■ TASK TO CARRY OUT: Omit all images, then return the remaining material exactly as it stands.

———

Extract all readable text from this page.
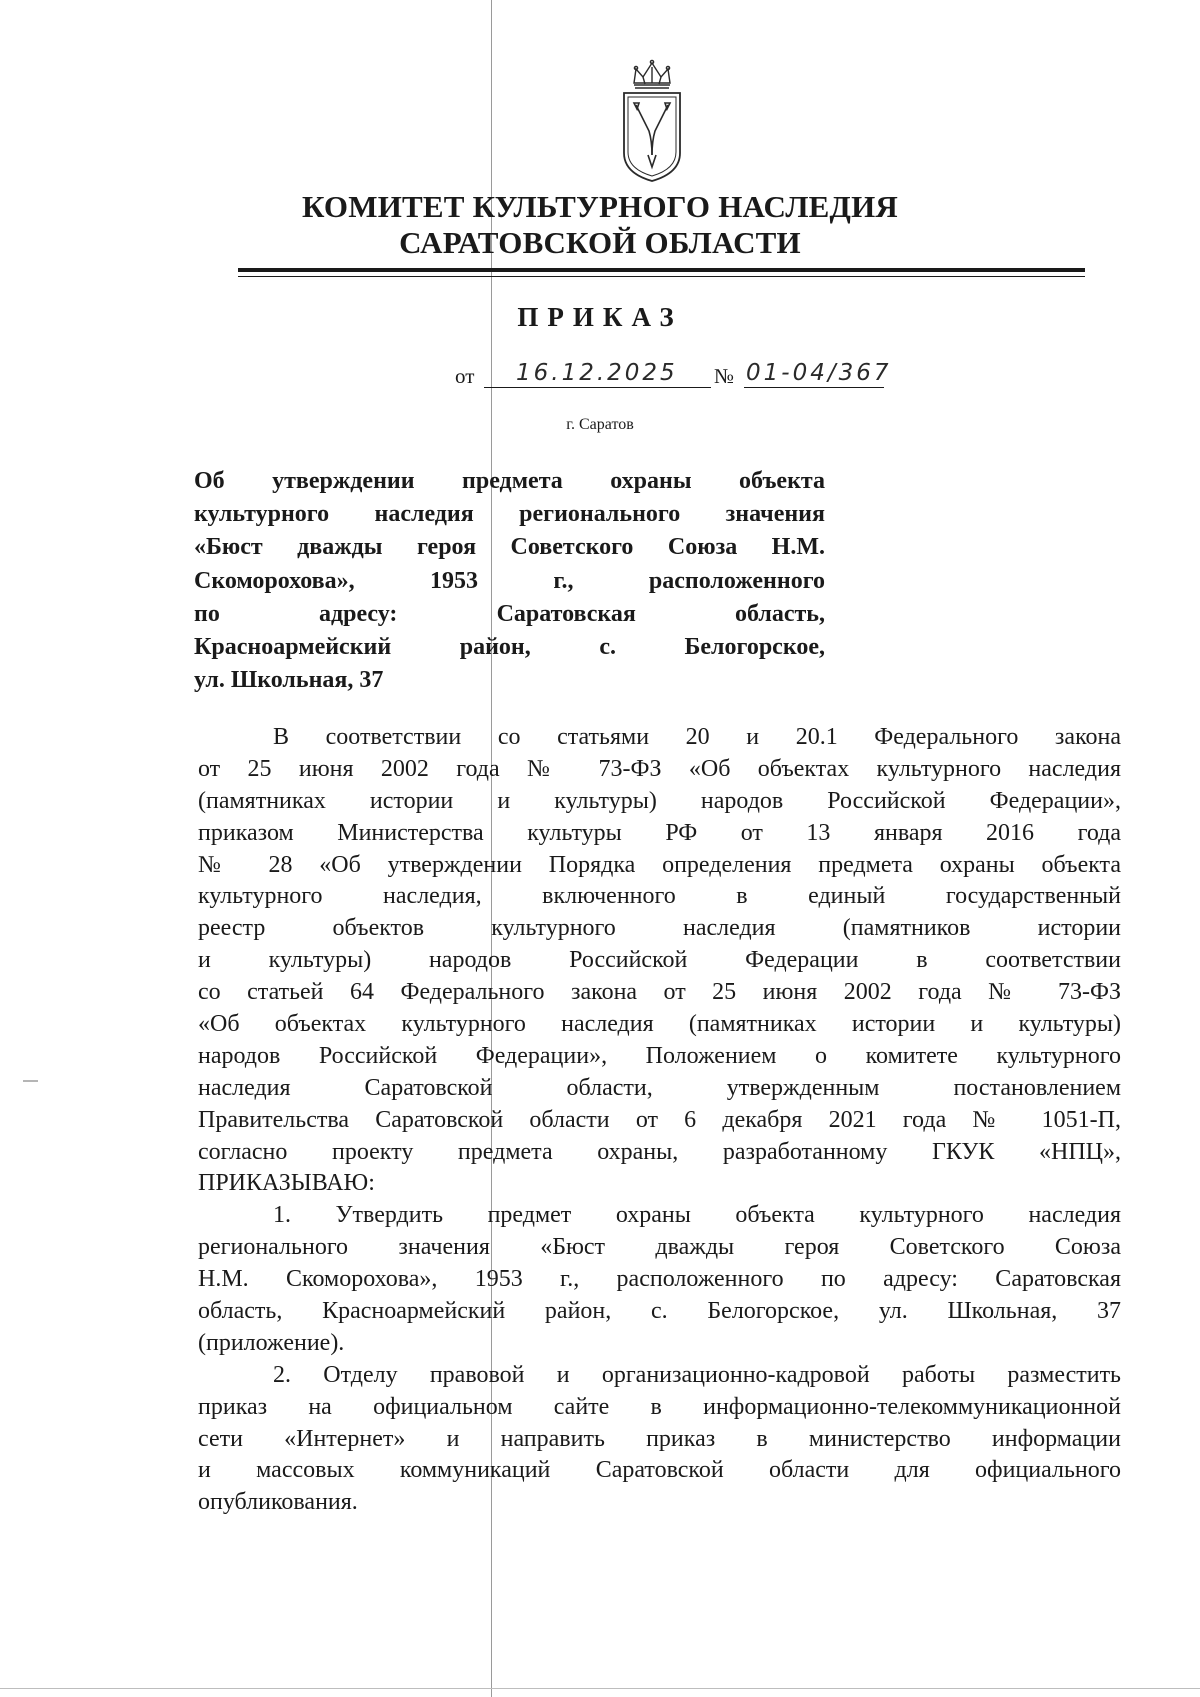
КОМИТЕТ КУЛЬТУРНОГО НАСЛЕДИЯ
САРАТОВСКОЙ ОБЛАСТИ
ПРИКАЗ
от 16.12.2025 № 01-04/367
г. Саратов
Об утверждении предмета охраны объекта
культурного наследия регионального значения
«Бюст дважды героя Советского Союза Н.М.
Скоморохова», 1953 г., расположенного
по адресу: Саратовская область,
Красноармейский район, с. Белогорское,
ул. Школьная, 37
В соответствии со статьями 20 и 20.1 Федерального закона
от 25 июня 2002 года № 73-ФЗ «Об объектах культурного наследия
(памятниках истории и культуры) народов Российской Федерации»,
приказом Министерства культуры РФ от 13 января 2016 года
№ 28 «Об утверждении Порядка определения предмета охраны объекта
культурного наследия, включенного в единый государственный
реестр объектов культурного наследия (памятников истории
и культуры) народов Российской Федерации в соответствии
со статьей 64 Федерального закона от 25 июня 2002 года № 73-ФЗ
«Об объектах культурного наследия (памятниках истории и культуры)
народов Российской Федерации», Положением о комитете культурного
наследия Саратовской области, утвержденным постановлением
Правительства Саратовской области от 6 декабря 2021 года № 1051-П,
согласно проекту предмета охраны, разработанному ГКУК «НПЦ»,
ПРИКАЗЫВАЮ:
1. Утвердить предмет охраны объекта культурного наследия
регионального значения «Бюст дважды героя Советского Союза
Н.М. Скоморохова», 1953 г., расположенного по адресу: Саратовская
область, Красноармейский район, с. Белогорское, ул. Школьная, 37
(приложение).
2. Отделу правовой и организационно-кадровой работы разместить
приказ на официальном сайте в информационно-телекоммуникационной
сети «Интернет» и направить приказ в министерство информации
и массовых коммуникаций Саратовской области для официального
опубликования.
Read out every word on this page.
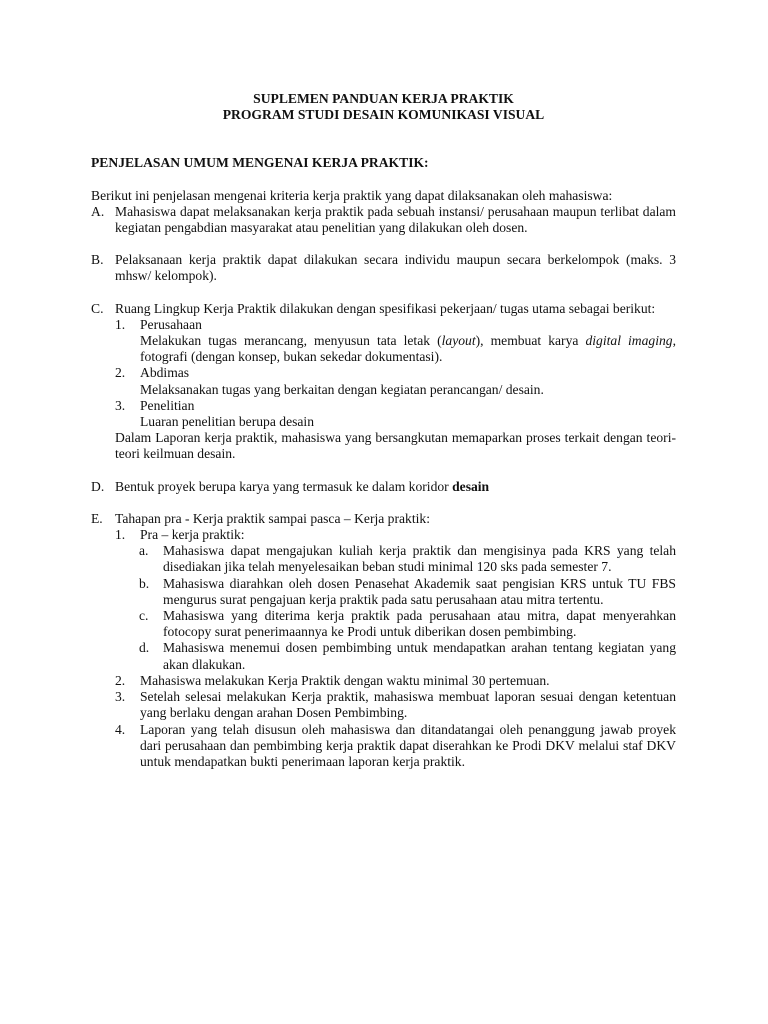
SUPLEMEN PANDUAN KERJA PRAKTIK

PROGRAM STUDI DESAIN KOMUNIKASI VISUAL

PENJELASAN UMUM MENGENAI KERJA PRAKTIK:

Berikut ini penjelasan mengenai kriteria kerja praktik yang dapat dilaksanakan oleh mahasiswa:

A. Mahasiswa dapat melaksanakan kerja praktik pada sebuah instansi/ perusahaan maupun terlibat dalam kegiatan pengabdian masyarakat atau penelitian yang dilakukan oleh dosen.
B. Pelaksanaan kerja praktik dapat dilakukan secara individu maupun secara berkelompok (maks. 3 mhsw/ kelompok).
C. Ruang Lingkup Kerja Praktik dilakukan dengan spesifikasi pekerjaan/ tugas utama sebagai berikut:
1.	Perusahaan

Melakukan tugas merancang, menyusun tata letak (layout), membuat karya digital imaging, fotografi (dengan konsep, bukan sekedar dokumentasi).

2.	Abdimas

Melaksanakan tugas yang berkaitan dengan kegiatan perancangan/ desain.

3.	Penelitian

Luaran penelitian berupa desain

Dalam Laporan kerja praktik, mahasiswa yang bersangkutan memaparkan proses terkait dengan teori-teori keilmuan desain.

D. Bentuk proyek berupa karya yang termasuk ke dalam koridor desain
E. Tahapan pra - Kerja praktik sampai pasca – Kerja praktik:
1.	Pra – kerja praktik:
a.	Mahasiswa dapat mengajukan kuliah kerja praktik dan mengisinya pada KRS yang telah disediakan jika telah menyelesaikan beban studi minimal 120 sks pada semester 7.
b.	Mahasiswa diarahkan oleh dosen Penasehat Akademik saat pengisian KRS untuk TU FBS mengurus surat pengajuan kerja praktik pada satu perusahaan atau mitra tertentu.
c.	Mahasiswa yang diterima kerja praktik pada perusahaan atau mitra, dapat menyerahkan fotocopy surat penerimaannya ke Prodi untuk diberikan dosen pembimbing.
d.	Mahasiswa menemui dosen pembimbing untuk mendapatkan arahan tentang kegiatan yang akan dlakukan.
2.	Mahasiswa melakukan Kerja Praktik dengan waktu minimal 30 pertemuan.
3.	Setelah selesai melakukan Kerja praktik, mahasiswa membuat laporan sesuai dengan ketentuan yang berlaku dengan arahan Dosen Pembimbing.
4.	Laporan yang telah disusun oleh mahasiswa dan ditandatangai oleh penanggung jawab proyek dari perusahaan dan pembimbing kerja praktik dapat diserahkan ke Prodi DKV melalui staf DKV untuk mendapatkan bukti penerimaan laporan kerja praktik.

———

■ ANSWER TO THIS TASK:
Extract all readable text from this page.
КОМИТЕТ КУЛЬТУРНОГО НАСЛЕДИЯ
САРАТОВСКОЙ ОБЛАСТИ
ПРИКАЗ
от 16.12.2025 № 01-04/367
г. Саратов
Об утверждении предмета охраны объекта
культурного наследия регионального значения
«Бюст дважды героя Советского Союза Н.М.
Скоморохова», 1953 г., расположенного
по адресу: Саратовская область,
Красноармейский район, с. Белогорское,
ул. Школьная, 37
В соответствии со статьями 20 и 20.1 Федерального закона
от 25 июня 2002 года № 73-ФЗ «Об объектах культурного наследия
(памятниках истории и культуры) народов Российской Федерации»,
приказом Министерства культуры РФ от 13 января 2016 года
№ 28 «Об утверждении Порядка определения предмета охраны объекта
культурного наследия, включенного в единый государственный
реестр объектов культурного наследия (памятников истории
и культуры) народов Российской Федерации в соответствии
со статьей 64 Федерального закона от 25 июня 2002 года № 73-ФЗ
«Об объектах культурного наследия (памятниках истории и культуры)
народов Российской Федерации», Положением о комитете культурного
наследия Саратовской области, утвержденным постановлением
Правительства Саратовской области от 6 декабря 2021 года № 1051-П,
согласно проекту предмета охраны, разработанному ГКУК «НПЦ»,
ПРИКАЗЫВАЮ:
1. Утвердить предмет охраны объекта культурного наследия
регионального значения «Бюст дважды героя Советского Союза
Н.М. Скоморохова», 1953 г., расположенного по адресу: Саратовская
область, Красноармейский район, с. Белогорское, ул. Школьная, 37
(приложение).
2. Отделу правовой и организационно-кадровой работы разместить
приказ на официальном сайте в информационно-телекоммуникационной
сети «Интернет» и направить приказ в министерство информации
и массовых коммуникаций Саратовской области для официального
опубликования.
Read out every word on this page.
SUPLEMEN PANDUAN KERJA PRAKTIK

PROGRAM STUDI DESAIN KOMUNIKASI VISUAL

PENJELASAN UMUM MENGENAI KERJA PRAKTIK:

Berikut ini penjelasan mengenai kriteria kerja praktik yang dapat dilaksanakan oleh mahasiswa:

A. Mahasiswa dapat melaksanakan kerja praktik pada sebuah instansi/ perusahaan maupun terlibat dalam kegiatan pengabdian masyarakat atau penelitian yang dilakukan oleh dosen.
B. Pelaksanaan kerja praktik dapat dilakukan secara individu maupun secara berkelompok (maks. 3 mhsw/ kelompok).
C. Ruang Lingkup Kerja Praktik dilakukan dengan spesifikasi pekerjaan/ tugas utama sebagai berikut:
1.	Perusahaan

Melakukan tugas merancang, menyusun tata letak (layout), membuat karya digital imaging, fotografi (dengan konsep, bukan sekedar dokumentasi).

2.	Abdimas

Melaksanakan tugas yang berkaitan dengan kegiatan perancangan/ desain.

3.	Penelitian

Luaran penelitian berupa desain

Dalam Laporan kerja praktik, mahasiswa yang bersangkutan memaparkan proses terkait dengan teori-teori keilmuan desain.

D. Bentuk proyek berupa karya yang termasuk ke dalam koridor desain
E. Tahapan pra - Kerja praktik sampai pasca – Kerja praktik:
1.	Pra – kerja praktik:
a.	Mahasiswa dapat mengajukan kuliah kerja praktik dan mengisinya pada KRS yang telah disediakan jika telah menyelesaikan beban studi minimal 120 sks pada semester 7.
b.	Mahasiswa diarahkan oleh dosen Penasehat Akademik saat pengisian KRS untuk TU FBS mengurus surat pengajuan kerja praktik pada satu perusahaan atau mitra tertentu.
c.	Mahasiswa yang diterima kerja praktik pada perusahaan atau mitra, dapat menyerahkan fotocopy surat penerimaannya ke Prodi untuk diberikan dosen pembimbing.
d.	Mahasiswa menemui dosen pembimbing untuk mendapatkan arahan tentang kegiatan yang akan dlakukan.
2.	Mahasiswa melakukan Kerja Praktik dengan waktu minimal 30 pertemuan.
3.	Setelah selesai melakukan Kerja praktik, mahasiswa membuat laporan sesuai dengan ketentuan yang berlaku dengan arahan Dosen Pembimbing.
4.	Laporan yang telah disusun oleh mahasiswa dan ditandatangai oleh penanggung jawab proyek dari perusahaan dan pembimbing kerja praktik dapat diserahkan ke Prodi DKV melalui staf DKV untuk mendapatkan bukti penerimaan laporan kerja praktik.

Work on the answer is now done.